WHAT YOU ARE ASKED TO DO:
Present each line of the entries below that holds the word "specs".

__________________________________________________

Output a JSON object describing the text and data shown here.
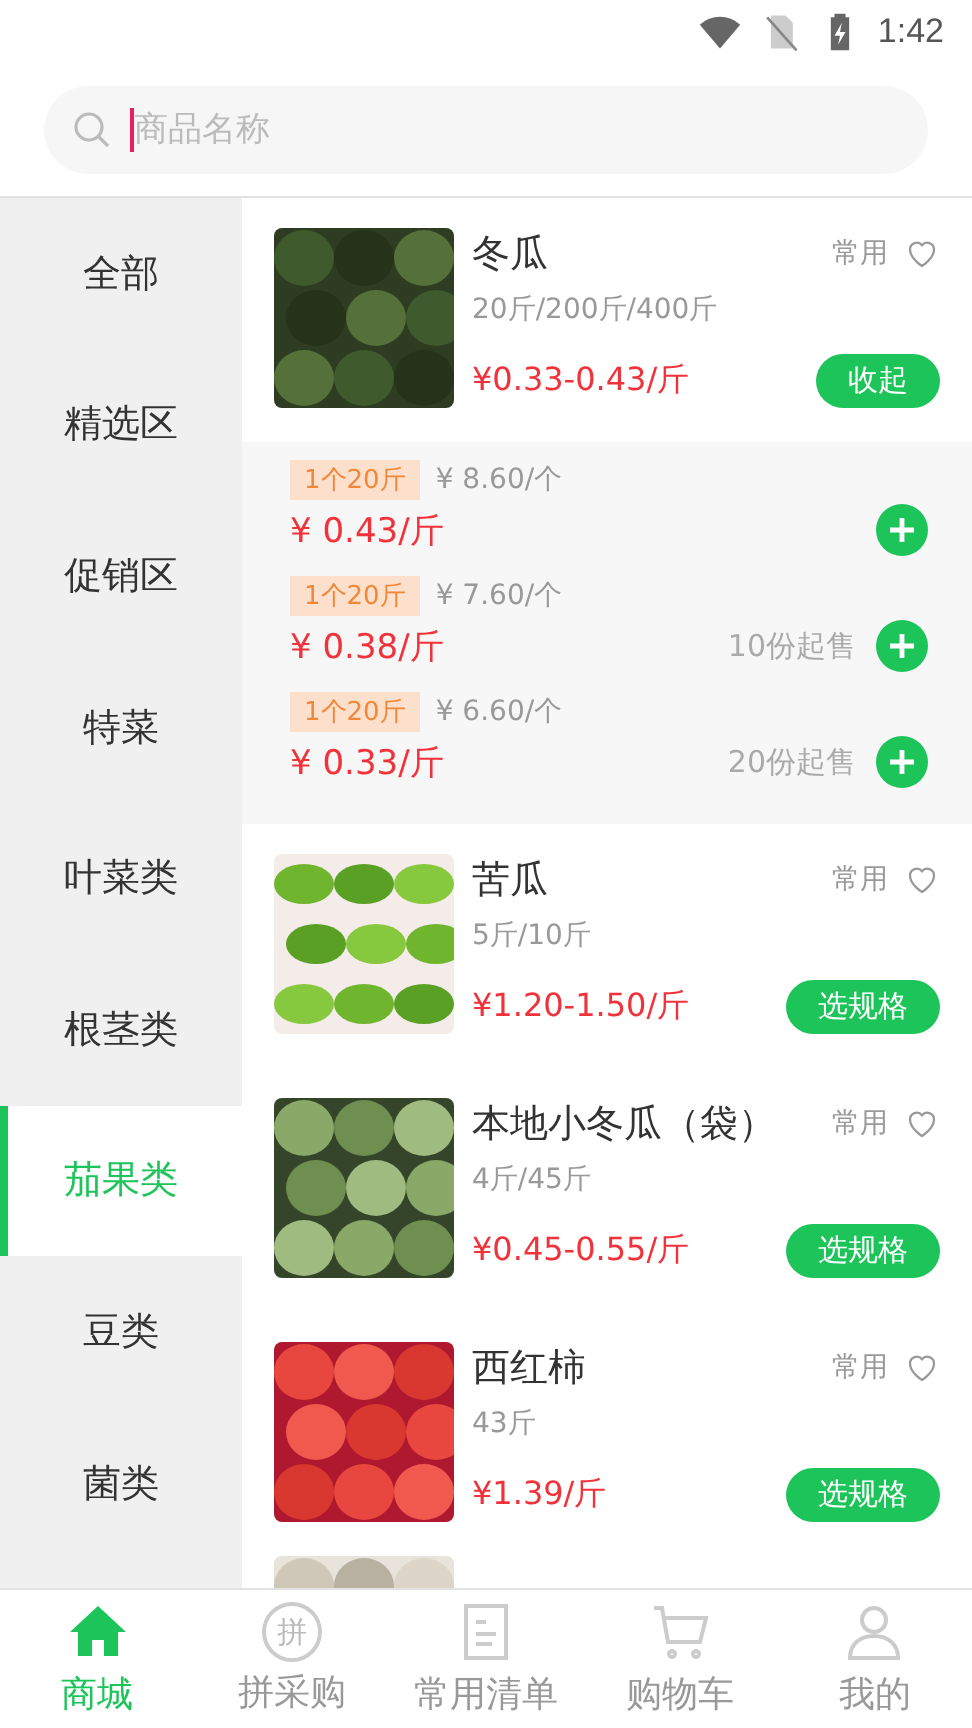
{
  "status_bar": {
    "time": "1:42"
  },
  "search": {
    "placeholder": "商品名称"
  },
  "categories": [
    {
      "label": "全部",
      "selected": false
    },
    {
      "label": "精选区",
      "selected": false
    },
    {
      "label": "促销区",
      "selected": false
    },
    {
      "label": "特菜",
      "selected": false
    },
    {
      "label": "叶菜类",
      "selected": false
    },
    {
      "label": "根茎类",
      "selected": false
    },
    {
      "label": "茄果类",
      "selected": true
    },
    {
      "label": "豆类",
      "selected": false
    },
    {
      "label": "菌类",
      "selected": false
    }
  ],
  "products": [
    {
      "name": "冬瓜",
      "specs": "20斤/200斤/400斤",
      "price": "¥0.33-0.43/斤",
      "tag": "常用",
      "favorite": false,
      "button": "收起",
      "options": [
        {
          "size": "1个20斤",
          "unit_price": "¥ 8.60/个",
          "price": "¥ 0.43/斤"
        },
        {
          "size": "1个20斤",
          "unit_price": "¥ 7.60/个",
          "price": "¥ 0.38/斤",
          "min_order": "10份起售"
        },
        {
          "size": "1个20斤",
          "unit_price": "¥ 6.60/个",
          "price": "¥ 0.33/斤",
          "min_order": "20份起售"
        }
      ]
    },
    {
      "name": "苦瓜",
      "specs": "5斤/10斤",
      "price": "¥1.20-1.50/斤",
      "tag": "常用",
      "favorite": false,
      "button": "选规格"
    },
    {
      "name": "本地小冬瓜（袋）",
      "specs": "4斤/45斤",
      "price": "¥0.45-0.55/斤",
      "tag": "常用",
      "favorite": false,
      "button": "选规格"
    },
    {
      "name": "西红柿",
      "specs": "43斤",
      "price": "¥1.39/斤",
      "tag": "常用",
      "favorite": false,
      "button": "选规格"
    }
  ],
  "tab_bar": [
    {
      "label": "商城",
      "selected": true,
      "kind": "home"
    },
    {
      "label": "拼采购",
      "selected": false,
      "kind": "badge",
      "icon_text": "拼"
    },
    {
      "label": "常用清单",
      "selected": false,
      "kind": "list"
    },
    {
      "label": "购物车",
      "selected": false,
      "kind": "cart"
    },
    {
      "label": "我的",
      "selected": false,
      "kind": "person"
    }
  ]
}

__________________________________________________

COMPLETED TASK:
      "specs": "20斤/200斤/400斤",
      "specs": "5斤/10斤",
      "specs": "4斤/45斤",
      "specs": "43斤",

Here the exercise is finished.